>>>

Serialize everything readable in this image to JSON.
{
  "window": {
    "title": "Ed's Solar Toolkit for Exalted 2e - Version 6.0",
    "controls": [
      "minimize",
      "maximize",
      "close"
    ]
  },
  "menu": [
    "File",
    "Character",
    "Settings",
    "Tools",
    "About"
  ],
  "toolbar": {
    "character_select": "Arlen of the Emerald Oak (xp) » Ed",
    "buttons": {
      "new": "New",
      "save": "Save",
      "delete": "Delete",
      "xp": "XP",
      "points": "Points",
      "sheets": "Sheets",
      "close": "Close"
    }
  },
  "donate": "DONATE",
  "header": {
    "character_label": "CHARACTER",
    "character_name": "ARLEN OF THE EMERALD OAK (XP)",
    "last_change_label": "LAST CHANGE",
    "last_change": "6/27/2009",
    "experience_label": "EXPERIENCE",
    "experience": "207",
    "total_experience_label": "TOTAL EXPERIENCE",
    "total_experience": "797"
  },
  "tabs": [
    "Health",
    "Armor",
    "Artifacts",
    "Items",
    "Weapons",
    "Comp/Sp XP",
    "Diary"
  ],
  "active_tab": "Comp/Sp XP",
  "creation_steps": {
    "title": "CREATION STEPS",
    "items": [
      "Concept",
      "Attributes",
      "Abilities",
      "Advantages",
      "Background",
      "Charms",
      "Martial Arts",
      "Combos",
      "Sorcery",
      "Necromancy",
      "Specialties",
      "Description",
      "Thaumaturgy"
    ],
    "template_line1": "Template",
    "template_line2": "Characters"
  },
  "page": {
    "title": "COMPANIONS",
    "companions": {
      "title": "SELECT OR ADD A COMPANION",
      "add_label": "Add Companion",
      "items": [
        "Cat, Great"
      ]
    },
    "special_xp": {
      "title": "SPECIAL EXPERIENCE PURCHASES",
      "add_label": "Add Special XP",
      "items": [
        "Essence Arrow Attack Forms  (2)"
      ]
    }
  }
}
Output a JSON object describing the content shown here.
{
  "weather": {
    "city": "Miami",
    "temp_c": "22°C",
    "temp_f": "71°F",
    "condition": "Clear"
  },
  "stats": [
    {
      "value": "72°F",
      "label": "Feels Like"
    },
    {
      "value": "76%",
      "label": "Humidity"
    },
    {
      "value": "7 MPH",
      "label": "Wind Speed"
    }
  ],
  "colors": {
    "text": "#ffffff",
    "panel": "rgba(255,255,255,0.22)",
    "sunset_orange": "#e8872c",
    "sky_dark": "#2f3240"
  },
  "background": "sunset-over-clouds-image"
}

<<<

> **Task statement**:
Every entry needs to be retyped exactly.

> **Worked answer**:
Serialize everything readable in this image to JSON.
{
  "window": {
    "title": "Ed's Solar Toolkit for Exalted 2e - Version 6.0",
    "controls": [
      "minimize",
      "maximize",
      "close"
    ]
  },
  "menu": [
    "File",
    "Character",
    "Settings",
    "Tools",
    "About"
  ],
  "toolbar": {
    "character_select": "Arlen of the Emerald Oak (xp) » Ed",
    "buttons": {
      "new": "New",
      "save": "Save",
      "delete": "Delete",
      "xp": "XP",
      "points": "Points",
      "sheets": "Sheets",
      "close": "Close"
    }
  },
  "donate": "DONATE",
  "header": {
    "character_label": "CHARACTER",
    "character_name": "ARLEN OF THE EMERALD OAK (XP)",
    "last_change_label": "LAST CHANGE",
    "last_change": "6/27/2009",
    "experience_label": "EXPERIENCE",
    "experience": "207",
    "total_experience_label": "TOTAL EXPERIENCE",
    "total_experience": "797"
  },
  "tabs": [
    "Health",
    "Armor",
    "Artifacts",
    "Items",
    "Weapons",
    "Comp/Sp XP",
    "Diary"
  ],
  "active_tab": "Comp/Sp XP",
  "creation_steps": {
    "title": "CREATION STEPS",
    "items": [
      "Concept",
      "Attributes",
      "Abilities",
      "Advantages",
      "Background",
      "Charms",
      "Martial Arts",
      "Combos",
      "Sorcery",
      "Necromancy",
      "Specialties",
      "Description",
      "Thaumaturgy"
    ],
    "template_line1": "Template",
    "template_line2": "Characters"
  },
  "page": {
    "title": "COMPANIONS",
    "companions": {
      "title": "SELECT OR ADD A COMPANION",
      "add_label": "Add Companion",
      "items": [
        "Cat, Great"
      ]
    },
    "special_xp": {
      "title": "SPECIAL EXPERIENCE PURCHASES",
      "add_label": "Add Special XP",
      "items": [
        "Essence Arrow Attack Forms  (2)"
      ]
    }
  }
}
Output a JSON object describing the content shown here.
{
  "weather": {
    "city": "Miami",
    "temp_c": "22°C",
    "temp_f": "71°F",
    "condition": "Clear"
  },
  "stats": [
    {
      "value": "72°F",
      "label": "Feels Like"
    },
    {
      "value": "76%",
      "label": "Humidity"
    },
    {
      "value": "7 MPH",
      "label": "Wind Speed"
    }
  ],
  "colors": {
    "text": "#ffffff",
    "panel": "rgba(255,255,255,0.22)",
    "sunset_orange": "#e8872c",
    "sky_dark": "#2f3240"
  },
  "background": "sunset-over-clouds-image"
}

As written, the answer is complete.